=== Task data ===

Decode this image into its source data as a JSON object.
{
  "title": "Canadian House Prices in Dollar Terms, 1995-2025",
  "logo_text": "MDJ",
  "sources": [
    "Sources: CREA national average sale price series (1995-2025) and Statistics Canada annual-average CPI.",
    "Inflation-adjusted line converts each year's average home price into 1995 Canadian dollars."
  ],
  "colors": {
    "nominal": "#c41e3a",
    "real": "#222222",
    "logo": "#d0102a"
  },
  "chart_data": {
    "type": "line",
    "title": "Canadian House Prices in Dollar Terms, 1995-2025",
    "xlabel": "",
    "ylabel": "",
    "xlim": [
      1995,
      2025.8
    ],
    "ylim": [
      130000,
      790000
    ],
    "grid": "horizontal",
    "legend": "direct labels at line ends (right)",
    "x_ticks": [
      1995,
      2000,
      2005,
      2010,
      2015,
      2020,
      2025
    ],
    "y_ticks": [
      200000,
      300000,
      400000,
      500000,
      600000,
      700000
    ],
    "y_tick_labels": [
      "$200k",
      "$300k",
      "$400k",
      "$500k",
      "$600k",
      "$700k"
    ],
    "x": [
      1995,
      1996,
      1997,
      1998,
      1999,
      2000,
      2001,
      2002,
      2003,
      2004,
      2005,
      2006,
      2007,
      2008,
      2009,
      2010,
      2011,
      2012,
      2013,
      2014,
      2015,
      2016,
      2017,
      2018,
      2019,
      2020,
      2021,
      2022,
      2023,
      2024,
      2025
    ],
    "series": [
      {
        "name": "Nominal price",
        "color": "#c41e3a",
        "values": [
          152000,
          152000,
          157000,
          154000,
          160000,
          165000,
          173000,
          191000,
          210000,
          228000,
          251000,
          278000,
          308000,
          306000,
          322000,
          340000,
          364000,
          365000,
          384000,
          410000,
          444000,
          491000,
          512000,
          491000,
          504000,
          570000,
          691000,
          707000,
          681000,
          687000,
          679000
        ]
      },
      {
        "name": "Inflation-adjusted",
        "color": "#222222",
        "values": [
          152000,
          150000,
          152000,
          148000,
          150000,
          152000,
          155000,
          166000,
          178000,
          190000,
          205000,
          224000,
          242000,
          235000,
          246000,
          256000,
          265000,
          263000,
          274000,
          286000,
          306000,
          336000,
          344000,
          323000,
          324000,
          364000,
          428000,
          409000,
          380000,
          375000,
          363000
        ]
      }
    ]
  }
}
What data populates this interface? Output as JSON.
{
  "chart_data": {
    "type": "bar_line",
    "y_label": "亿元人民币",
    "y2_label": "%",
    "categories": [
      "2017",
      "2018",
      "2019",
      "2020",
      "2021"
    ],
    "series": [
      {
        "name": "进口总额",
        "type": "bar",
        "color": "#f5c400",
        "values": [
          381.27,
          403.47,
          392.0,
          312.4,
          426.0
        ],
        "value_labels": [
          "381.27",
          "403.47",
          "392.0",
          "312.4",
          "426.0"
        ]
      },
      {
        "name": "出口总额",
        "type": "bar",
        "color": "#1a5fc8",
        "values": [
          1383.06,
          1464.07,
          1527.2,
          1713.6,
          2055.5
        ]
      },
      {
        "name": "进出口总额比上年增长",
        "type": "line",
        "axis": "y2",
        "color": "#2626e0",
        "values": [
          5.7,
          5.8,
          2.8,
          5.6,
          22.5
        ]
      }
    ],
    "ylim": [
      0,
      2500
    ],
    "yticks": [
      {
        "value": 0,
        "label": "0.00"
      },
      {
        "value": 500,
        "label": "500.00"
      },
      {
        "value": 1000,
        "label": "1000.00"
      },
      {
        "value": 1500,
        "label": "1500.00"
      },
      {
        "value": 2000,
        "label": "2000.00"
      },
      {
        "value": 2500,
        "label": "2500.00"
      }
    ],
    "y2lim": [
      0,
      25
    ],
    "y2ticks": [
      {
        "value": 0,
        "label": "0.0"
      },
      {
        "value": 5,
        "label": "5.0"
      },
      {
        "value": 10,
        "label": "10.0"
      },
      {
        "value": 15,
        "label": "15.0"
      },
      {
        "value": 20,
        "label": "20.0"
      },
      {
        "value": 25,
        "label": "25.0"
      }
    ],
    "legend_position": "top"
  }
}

===

**Exercise requirements:**
Repeat the entries shown above, every one, word for word.

**Written solution:**
Decode this image into its source data as a JSON object.
{
  "title": "Canadian House Prices in Dollar Terms, 1995-2025",
  "logo_text": "MDJ",
  "sources": [
    "Sources: CREA national average sale price series (1995-2025) and Statistics Canada annual-average CPI.",
    "Inflation-adjusted line converts each year's average home price into 1995 Canadian dollars."
  ],
  "colors": {
    "nominal": "#c41e3a",
    "real": "#222222",
    "logo": "#d0102a"
  },
  "chart_data": {
    "type": "line",
    "title": "Canadian House Prices in Dollar Terms, 1995-2025",
    "xlabel": "",
    "ylabel": "",
    "xlim": [
      1995,
      2025.8
    ],
    "ylim": [
      130000,
      790000
    ],
    "grid": "horizontal",
    "legend": "direct labels at line ends (right)",
    "x_ticks": [
      1995,
      2000,
      2005,
      2010,
      2015,
      2020,
      2025
    ],
    "y_ticks": [
      200000,
      300000,
      400000,
      500000,
      600000,
      700000
    ],
    "y_tick_labels": [
      "$200k",
      "$300k",
      "$400k",
      "$500k",
      "$600k",
      "$700k"
    ],
    "x": [
      1995,
      1996,
      1997,
      1998,
      1999,
      2000,
      2001,
      2002,
      2003,
      2004,
      2005,
      2006,
      2007,
      2008,
      2009,
      2010,
      2011,
      2012,
      2013,
      2014,
      2015,
      2016,
      2017,
      2018,
      2019,
      2020,
      2021,
      2022,
      2023,
      2024,
      2025
    ],
    "series": [
      {
        "name": "Nominal price",
        "color": "#c41e3a",
        "values": [
          152000,
          152000,
          157000,
          154000,
          160000,
          165000,
          173000,
          191000,
          210000,
          228000,
          251000,
          278000,
          308000,
          306000,
          322000,
          340000,
          364000,
          365000,
          384000,
          410000,
          444000,
          491000,
          512000,
          491000,
          504000,
          570000,
          691000,
          707000,
          681000,
          687000,
          679000
        ]
      },
      {
        "name": "Inflation-adjusted",
        "color": "#222222",
        "values": [
          152000,
          150000,
          152000,
          148000,
          150000,
          152000,
          155000,
          166000,
          178000,
          190000,
          205000,
          224000,
          242000,
          235000,
          246000,
          256000,
          265000,
          263000,
          274000,
          286000,
          306000,
          336000,
          344000,
          323000,
          324000,
          364000,
          428000,
          409000,
          380000,
          375000,
          363000
        ]
      }
    ]
  }
}
What data populates this interface? Output as JSON.
{
  "chart_data": {
    "type": "bar_line",
    "y_label": "亿元人民币",
    "y2_label": "%",
    "categories": [
      "2017",
      "2018",
      "2019",
      "2020",
      "2021"
    ],
    "series": [
      {
        "name": "进口总额",
        "type": "bar",
        "color": "#f5c400",
        "values": [
          381.27,
          403.47,
          392.0,
          312.4,
          426.0
        ],
        "value_labels": [
          "381.27",
          "403.47",
          "392.0",
          "312.4",
          "426.0"
        ]
      },
      {
        "name": "出口总额",
        "type": "bar",
        "color": "#1a5fc8",
        "values": [
          1383.06,
          1464.07,
          1527.2,
          1713.6,
          2055.5
        ]
      },
      {
        "name": "进出口总额比上年增长",
        "type": "line",
        "axis": "y2",
        "color": "#2626e0",
        "values": [
          5.7,
          5.8,
          2.8,
          5.6,
          22.5
        ]
      }
    ],
    "ylim": [
      0,
      2500
    ],
    "yticks": [
      {
        "value": 0,
        "label": "0.00"
      },
      {
        "value": 500,
        "label": "500.00"
      },
      {
        "value": 1000,
        "label": "1000.00"
      },
      {
        "value": 1500,
        "label": "1500.00"
      },
      {
        "value": 2000,
        "label": "2000.00"
      },
      {
        "value": 2500,
        "label": "2500.00"
      }
    ],
    "y2lim": [
      0,
      25
    ],
    "y2ticks": [
      {
        "value": 0,
        "label": "0.0"
      },
      {
        "value": 5,
        "label": "5.0"
      },
      {
        "value": 10,
        "label": "10.0"
      },
      {
        "value": 15,
        "label": "15.0"
      },
      {
        "value": 20,
        "label": "20.0"
      },
      {
        "value": 25,
        "label": "25.0"
      }
    ],
    "legend_position": "top"
  }
}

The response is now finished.